[Stored entries]
──────────────────────────────

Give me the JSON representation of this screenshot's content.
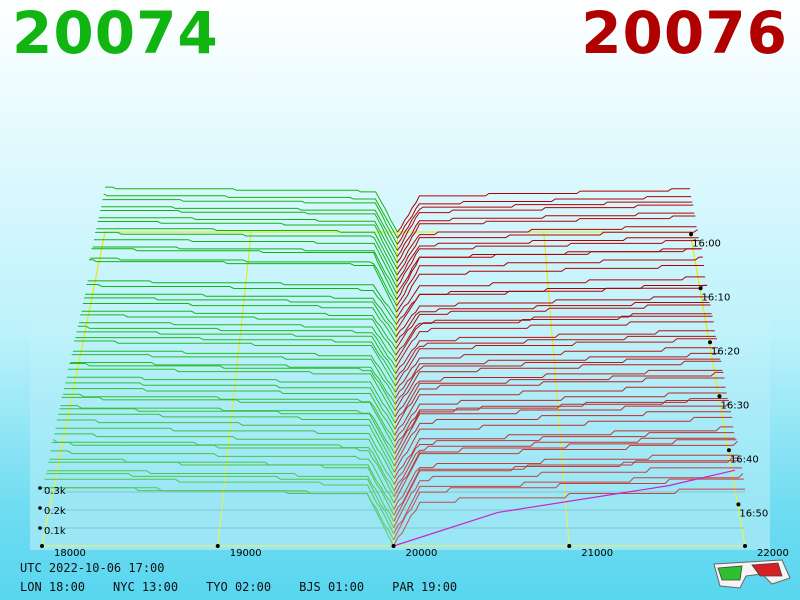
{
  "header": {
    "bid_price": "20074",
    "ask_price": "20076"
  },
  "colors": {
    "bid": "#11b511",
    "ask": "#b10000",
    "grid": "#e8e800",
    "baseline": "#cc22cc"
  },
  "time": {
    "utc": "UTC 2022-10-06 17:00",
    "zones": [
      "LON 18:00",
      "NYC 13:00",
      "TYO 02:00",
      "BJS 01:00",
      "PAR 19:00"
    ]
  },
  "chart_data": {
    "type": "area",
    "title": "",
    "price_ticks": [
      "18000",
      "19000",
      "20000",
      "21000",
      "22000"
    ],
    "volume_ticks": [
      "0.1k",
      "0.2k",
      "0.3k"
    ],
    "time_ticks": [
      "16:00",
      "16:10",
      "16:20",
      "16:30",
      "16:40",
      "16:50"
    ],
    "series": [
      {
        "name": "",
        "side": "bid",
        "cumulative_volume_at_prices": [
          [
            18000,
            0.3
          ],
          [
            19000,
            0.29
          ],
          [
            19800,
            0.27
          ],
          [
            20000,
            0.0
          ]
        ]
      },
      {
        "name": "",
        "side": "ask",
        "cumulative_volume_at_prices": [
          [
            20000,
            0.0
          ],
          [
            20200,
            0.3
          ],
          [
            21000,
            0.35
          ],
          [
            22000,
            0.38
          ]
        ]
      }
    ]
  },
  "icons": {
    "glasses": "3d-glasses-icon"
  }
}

──────────────────────────────

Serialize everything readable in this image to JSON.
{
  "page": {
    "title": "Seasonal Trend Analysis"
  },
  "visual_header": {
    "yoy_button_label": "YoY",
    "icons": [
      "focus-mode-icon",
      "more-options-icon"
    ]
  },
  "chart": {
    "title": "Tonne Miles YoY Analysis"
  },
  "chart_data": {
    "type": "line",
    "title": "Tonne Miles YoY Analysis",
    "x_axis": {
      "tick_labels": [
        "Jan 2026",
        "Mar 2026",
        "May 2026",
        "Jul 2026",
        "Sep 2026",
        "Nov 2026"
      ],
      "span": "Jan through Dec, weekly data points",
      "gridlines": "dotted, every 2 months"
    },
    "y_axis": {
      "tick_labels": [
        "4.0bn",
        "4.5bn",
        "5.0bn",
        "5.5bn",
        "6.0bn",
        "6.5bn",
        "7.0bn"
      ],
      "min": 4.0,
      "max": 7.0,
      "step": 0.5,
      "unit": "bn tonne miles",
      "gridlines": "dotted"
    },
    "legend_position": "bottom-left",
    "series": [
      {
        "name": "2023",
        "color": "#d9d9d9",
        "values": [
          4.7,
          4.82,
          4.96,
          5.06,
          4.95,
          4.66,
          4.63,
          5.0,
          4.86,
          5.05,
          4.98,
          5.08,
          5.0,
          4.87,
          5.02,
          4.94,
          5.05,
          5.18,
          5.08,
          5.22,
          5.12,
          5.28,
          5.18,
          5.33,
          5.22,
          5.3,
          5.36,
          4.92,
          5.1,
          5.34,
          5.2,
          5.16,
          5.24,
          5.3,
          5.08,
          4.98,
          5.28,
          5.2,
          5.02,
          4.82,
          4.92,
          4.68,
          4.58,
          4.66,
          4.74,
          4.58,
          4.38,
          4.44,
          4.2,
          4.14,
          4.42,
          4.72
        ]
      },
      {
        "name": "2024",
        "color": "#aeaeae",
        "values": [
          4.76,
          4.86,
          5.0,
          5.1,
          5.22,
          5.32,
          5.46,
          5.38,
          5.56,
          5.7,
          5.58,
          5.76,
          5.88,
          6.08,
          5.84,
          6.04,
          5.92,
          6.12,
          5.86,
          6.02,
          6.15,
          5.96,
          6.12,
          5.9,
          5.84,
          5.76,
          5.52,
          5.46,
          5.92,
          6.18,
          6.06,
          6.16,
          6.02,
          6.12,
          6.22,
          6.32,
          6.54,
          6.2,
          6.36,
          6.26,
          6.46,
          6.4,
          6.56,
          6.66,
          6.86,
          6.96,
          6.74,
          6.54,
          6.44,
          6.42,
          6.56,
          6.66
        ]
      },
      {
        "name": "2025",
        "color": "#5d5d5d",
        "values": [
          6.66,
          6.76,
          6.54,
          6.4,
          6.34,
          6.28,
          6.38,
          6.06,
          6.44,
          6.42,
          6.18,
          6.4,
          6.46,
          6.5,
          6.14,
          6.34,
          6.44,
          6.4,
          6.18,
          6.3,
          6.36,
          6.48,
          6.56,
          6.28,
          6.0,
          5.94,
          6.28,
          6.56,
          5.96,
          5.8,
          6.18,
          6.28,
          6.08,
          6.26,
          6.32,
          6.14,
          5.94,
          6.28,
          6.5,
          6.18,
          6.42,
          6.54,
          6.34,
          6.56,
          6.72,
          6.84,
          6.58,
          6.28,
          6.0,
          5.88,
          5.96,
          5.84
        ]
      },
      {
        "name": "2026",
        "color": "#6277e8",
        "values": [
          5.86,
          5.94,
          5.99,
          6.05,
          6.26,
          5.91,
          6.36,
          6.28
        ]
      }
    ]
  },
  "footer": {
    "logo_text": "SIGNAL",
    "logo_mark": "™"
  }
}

──────────────────────────────

TASK BRIEF – Each line of the data that includes the word "dotted" counts once; report the total and nothing more.

ANSWER TO THE PROBLEM – 2